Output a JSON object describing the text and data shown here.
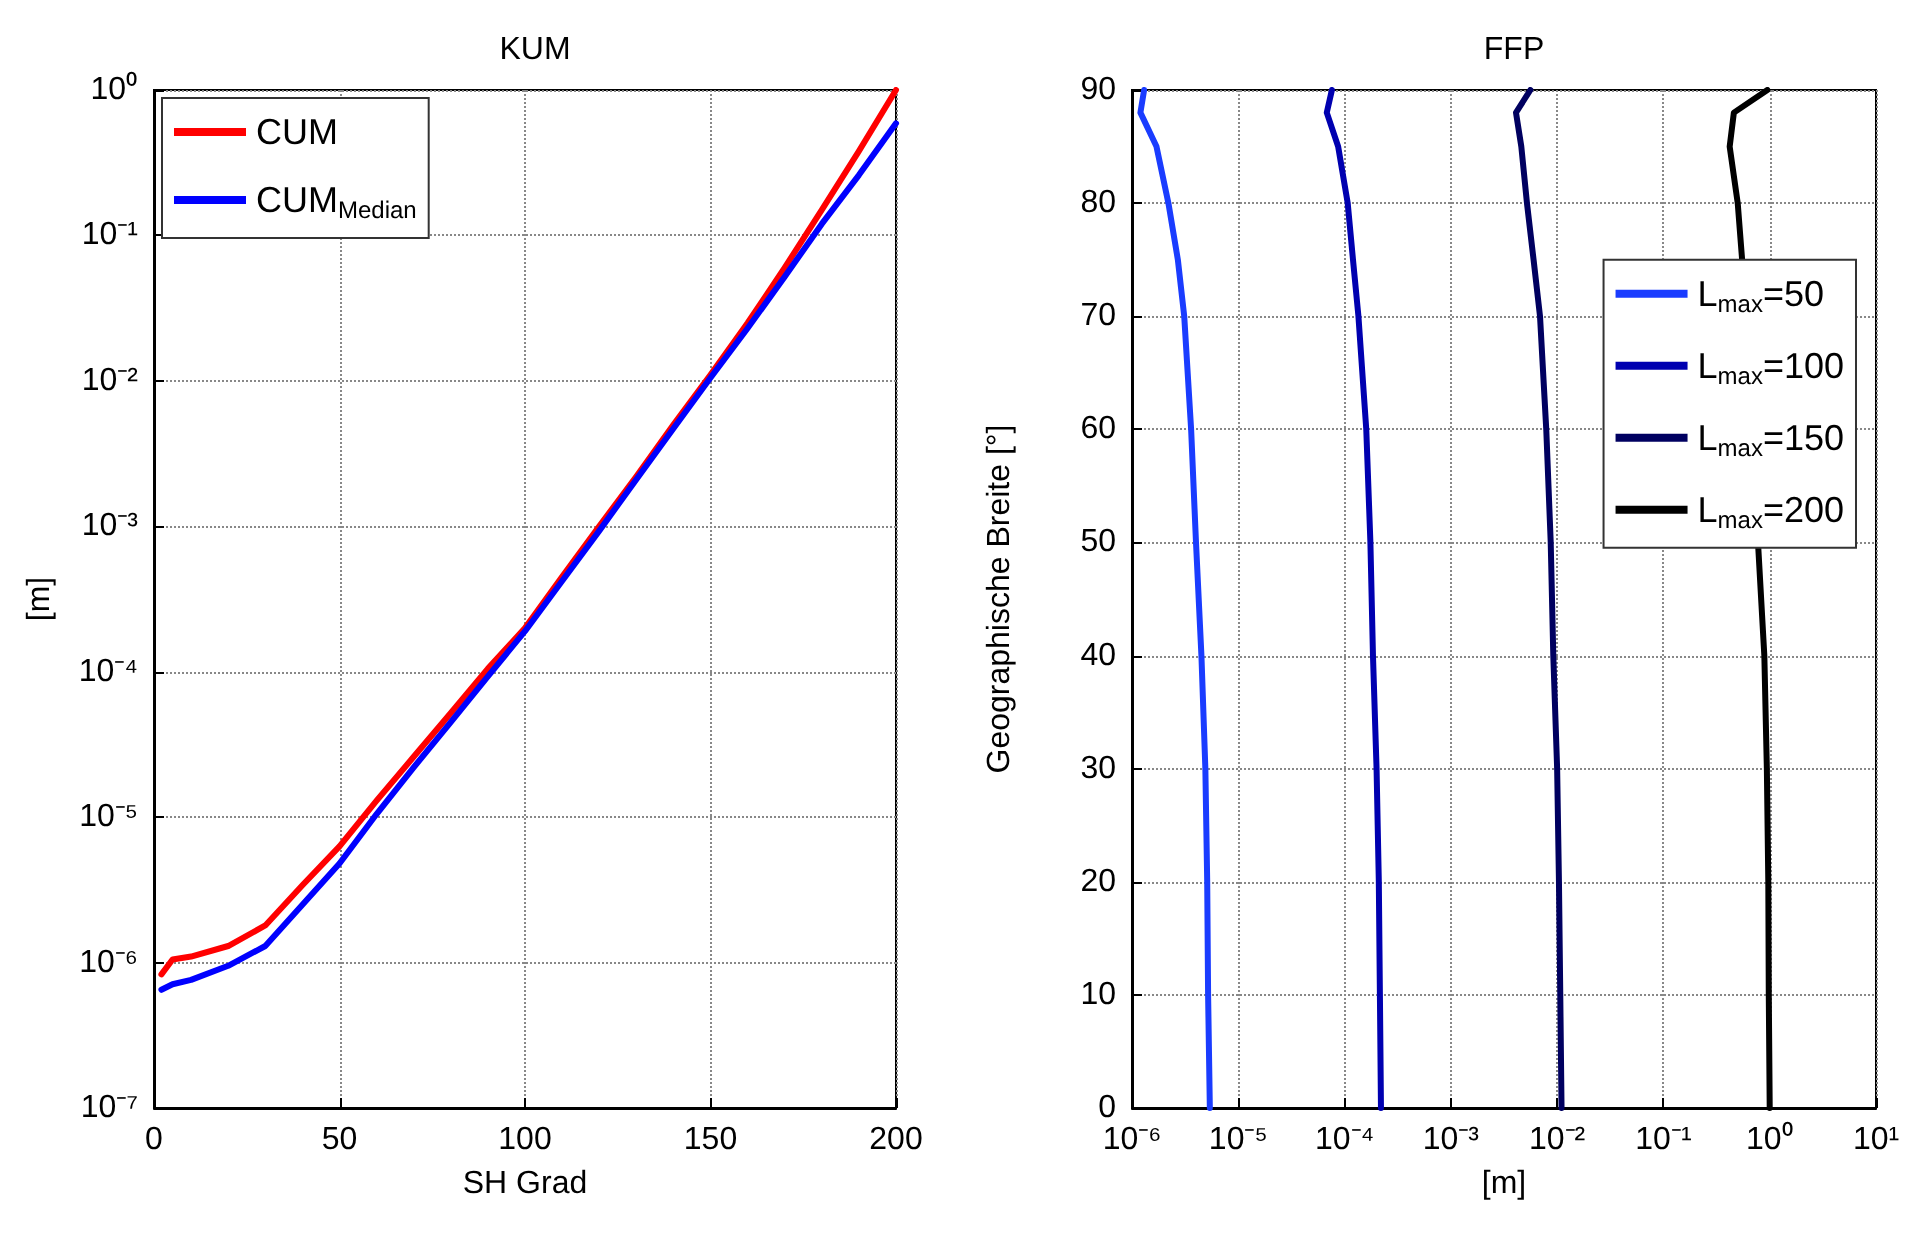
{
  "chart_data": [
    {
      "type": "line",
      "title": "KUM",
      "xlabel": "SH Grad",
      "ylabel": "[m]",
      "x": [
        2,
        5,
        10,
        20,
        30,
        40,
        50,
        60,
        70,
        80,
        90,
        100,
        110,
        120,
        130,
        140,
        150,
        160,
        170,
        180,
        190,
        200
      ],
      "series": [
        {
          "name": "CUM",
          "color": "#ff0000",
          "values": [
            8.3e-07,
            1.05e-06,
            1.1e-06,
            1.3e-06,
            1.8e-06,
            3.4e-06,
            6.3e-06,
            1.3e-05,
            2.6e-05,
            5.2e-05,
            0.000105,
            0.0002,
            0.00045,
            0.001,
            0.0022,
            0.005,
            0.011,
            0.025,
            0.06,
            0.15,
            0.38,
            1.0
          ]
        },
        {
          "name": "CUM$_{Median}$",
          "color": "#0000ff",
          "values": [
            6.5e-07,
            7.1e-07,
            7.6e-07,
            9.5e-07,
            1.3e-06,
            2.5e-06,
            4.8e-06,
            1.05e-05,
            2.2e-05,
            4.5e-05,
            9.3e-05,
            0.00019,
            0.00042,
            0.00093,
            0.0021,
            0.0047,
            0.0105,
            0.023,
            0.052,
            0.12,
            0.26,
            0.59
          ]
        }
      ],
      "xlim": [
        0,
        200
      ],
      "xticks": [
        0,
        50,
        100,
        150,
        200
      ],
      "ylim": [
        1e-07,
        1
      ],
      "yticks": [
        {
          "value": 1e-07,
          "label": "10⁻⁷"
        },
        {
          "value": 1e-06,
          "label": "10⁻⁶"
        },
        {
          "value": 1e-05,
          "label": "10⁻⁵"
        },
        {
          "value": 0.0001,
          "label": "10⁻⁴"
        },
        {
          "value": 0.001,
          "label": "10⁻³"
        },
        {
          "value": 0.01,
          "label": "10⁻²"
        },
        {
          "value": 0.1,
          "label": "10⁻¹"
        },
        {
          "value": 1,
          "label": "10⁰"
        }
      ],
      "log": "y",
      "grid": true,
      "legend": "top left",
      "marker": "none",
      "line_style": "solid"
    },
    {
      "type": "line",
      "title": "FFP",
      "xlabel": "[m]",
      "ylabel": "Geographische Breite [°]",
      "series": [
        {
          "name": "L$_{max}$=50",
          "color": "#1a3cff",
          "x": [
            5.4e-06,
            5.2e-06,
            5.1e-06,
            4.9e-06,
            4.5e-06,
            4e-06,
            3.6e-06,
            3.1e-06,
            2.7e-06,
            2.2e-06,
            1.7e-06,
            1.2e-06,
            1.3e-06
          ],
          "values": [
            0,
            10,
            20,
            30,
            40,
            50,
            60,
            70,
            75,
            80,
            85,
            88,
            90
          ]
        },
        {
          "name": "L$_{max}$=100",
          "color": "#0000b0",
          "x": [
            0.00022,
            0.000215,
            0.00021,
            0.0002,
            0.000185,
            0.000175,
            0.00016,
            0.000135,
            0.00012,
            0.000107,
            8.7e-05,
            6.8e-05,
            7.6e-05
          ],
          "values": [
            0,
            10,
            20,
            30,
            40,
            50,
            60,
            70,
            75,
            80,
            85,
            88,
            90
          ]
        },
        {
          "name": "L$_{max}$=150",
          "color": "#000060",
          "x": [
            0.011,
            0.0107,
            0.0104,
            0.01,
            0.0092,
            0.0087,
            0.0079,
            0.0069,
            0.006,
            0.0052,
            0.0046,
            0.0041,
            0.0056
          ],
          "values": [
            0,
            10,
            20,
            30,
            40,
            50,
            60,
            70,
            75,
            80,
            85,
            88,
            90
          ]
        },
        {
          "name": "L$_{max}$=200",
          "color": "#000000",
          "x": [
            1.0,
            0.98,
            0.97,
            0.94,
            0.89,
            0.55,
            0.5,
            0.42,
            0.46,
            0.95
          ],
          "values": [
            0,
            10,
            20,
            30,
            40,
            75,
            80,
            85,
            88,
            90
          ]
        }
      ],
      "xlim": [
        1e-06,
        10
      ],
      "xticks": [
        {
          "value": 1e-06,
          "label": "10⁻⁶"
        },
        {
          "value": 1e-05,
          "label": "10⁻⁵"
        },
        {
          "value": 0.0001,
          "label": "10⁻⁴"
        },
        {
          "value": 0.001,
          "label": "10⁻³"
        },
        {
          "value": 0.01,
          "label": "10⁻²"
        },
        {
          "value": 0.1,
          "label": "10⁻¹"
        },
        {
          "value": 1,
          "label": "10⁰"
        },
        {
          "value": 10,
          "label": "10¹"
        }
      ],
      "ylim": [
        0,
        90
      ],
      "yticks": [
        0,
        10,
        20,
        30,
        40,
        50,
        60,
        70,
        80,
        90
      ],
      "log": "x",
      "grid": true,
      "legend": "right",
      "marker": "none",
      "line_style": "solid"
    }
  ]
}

··········

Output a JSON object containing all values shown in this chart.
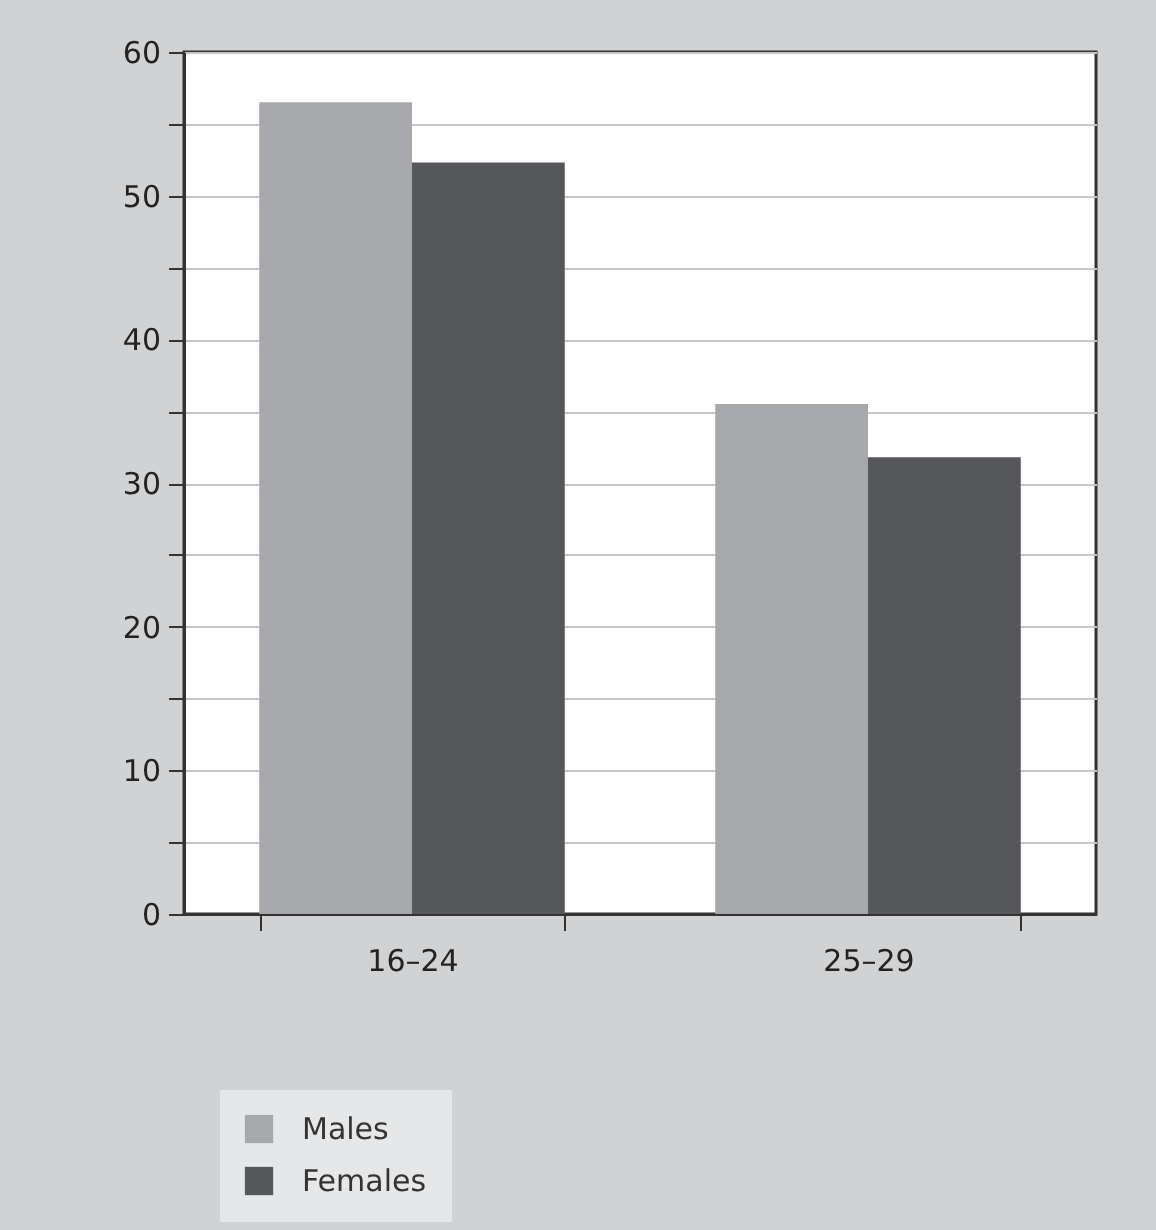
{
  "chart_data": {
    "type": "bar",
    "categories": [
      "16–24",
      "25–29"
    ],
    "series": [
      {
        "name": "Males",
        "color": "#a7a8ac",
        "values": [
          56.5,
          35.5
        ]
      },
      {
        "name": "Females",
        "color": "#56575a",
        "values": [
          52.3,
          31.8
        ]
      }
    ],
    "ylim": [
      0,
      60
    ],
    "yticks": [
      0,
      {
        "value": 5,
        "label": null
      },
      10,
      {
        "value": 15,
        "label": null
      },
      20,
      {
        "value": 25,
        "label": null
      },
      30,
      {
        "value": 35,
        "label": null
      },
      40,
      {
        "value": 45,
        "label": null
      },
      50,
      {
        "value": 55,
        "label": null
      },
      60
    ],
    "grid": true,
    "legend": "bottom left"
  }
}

··········

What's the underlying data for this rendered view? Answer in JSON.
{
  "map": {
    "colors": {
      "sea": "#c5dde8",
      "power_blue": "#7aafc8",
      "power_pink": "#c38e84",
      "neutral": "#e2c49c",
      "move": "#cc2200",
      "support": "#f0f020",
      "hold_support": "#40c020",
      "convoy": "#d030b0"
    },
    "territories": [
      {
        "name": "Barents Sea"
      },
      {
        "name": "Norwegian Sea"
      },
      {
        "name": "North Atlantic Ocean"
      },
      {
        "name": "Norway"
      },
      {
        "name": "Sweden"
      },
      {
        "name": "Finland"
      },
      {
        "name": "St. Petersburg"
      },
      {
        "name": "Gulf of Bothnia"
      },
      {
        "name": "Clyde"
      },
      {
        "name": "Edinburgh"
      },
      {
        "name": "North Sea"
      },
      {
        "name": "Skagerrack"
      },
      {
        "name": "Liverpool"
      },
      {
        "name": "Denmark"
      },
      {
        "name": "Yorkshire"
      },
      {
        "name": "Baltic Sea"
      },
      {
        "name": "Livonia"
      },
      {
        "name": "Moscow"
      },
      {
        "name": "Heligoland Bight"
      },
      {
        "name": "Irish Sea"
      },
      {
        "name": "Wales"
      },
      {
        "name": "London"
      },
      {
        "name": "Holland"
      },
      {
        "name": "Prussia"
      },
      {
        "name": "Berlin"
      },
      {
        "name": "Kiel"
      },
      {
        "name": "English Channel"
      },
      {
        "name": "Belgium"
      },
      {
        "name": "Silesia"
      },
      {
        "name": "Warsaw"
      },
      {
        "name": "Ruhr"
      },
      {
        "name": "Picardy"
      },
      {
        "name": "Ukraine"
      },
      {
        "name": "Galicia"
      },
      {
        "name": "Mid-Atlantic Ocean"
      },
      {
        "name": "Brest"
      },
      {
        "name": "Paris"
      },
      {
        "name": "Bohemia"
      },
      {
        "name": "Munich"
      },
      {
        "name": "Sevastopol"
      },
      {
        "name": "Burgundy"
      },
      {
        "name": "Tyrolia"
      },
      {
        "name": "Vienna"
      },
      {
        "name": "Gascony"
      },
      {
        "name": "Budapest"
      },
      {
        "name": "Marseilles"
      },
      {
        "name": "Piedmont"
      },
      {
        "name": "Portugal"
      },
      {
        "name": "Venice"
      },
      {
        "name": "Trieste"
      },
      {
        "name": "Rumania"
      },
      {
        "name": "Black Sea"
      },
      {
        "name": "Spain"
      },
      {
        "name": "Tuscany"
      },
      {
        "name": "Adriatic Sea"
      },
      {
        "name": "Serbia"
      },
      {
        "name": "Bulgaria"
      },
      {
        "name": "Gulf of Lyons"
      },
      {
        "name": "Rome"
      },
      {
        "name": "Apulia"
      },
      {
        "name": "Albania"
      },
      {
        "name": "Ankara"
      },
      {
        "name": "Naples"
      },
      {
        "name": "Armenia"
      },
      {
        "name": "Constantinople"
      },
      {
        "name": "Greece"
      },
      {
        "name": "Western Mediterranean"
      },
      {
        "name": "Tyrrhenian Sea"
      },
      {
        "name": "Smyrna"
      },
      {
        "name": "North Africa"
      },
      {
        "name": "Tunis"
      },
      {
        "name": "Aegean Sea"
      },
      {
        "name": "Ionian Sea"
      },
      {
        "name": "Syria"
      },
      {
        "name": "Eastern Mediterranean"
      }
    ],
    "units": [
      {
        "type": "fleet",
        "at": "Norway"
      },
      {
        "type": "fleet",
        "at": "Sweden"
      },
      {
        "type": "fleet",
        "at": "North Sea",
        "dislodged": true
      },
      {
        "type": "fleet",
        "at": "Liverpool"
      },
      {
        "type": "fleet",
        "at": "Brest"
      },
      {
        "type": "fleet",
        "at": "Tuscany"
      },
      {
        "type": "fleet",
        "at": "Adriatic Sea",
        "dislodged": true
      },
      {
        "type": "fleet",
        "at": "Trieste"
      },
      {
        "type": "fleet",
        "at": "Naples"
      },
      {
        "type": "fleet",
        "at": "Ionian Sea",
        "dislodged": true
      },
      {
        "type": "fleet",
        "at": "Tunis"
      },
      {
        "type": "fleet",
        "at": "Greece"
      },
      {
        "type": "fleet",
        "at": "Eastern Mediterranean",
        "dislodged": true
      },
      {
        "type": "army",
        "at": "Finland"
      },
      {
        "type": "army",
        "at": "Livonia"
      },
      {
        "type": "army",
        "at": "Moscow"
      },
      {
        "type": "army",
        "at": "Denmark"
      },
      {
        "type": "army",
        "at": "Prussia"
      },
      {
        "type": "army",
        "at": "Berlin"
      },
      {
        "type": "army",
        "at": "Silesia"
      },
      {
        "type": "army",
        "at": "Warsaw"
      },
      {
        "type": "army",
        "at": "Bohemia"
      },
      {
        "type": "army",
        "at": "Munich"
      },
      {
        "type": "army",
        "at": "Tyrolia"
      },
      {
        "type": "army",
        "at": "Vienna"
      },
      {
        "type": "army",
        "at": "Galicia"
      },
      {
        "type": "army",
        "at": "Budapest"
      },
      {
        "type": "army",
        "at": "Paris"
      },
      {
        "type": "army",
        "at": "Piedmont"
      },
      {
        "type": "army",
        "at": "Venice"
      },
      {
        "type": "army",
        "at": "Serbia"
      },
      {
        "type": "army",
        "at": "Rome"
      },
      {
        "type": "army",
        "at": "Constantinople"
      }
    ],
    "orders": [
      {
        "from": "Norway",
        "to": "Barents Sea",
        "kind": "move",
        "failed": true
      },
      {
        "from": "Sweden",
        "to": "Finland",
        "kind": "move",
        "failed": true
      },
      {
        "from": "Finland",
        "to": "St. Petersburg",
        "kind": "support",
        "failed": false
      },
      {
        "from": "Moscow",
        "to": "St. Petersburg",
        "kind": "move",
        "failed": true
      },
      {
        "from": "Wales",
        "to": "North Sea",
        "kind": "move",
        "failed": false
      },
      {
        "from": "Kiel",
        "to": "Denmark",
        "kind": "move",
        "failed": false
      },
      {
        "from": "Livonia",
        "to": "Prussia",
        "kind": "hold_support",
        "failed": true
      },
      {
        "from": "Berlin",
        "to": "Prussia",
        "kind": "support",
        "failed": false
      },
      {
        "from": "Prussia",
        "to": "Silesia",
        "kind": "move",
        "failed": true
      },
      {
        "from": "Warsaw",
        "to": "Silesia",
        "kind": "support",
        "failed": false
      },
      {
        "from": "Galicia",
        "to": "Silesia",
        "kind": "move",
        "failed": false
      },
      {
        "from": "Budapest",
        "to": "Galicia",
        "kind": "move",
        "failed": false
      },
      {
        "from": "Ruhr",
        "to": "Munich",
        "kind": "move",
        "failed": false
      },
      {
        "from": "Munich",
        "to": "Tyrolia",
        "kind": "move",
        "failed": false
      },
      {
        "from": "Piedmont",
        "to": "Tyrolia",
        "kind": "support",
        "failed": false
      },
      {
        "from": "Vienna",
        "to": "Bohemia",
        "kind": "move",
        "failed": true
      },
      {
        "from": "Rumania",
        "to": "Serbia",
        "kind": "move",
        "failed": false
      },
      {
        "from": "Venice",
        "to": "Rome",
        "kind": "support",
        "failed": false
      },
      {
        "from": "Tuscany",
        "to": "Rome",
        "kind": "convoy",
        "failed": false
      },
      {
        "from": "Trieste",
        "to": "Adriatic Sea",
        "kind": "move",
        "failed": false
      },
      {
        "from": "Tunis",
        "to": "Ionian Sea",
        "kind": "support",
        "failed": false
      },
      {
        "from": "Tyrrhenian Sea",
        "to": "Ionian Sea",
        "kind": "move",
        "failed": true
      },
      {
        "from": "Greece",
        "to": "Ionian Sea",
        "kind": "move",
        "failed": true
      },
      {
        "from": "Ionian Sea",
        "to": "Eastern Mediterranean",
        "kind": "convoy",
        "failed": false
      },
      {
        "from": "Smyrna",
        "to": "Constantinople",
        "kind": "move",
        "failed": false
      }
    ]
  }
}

··········

*TASK TO COMPLETE*
Set out every line from the material that contains the string "Prussia".

*TASK RESPONSE*
        "name": "Prussia"
        "at": "Prussia"
        "to": "Prussia",
        "to": "Prussia",
        "from": "Prussia",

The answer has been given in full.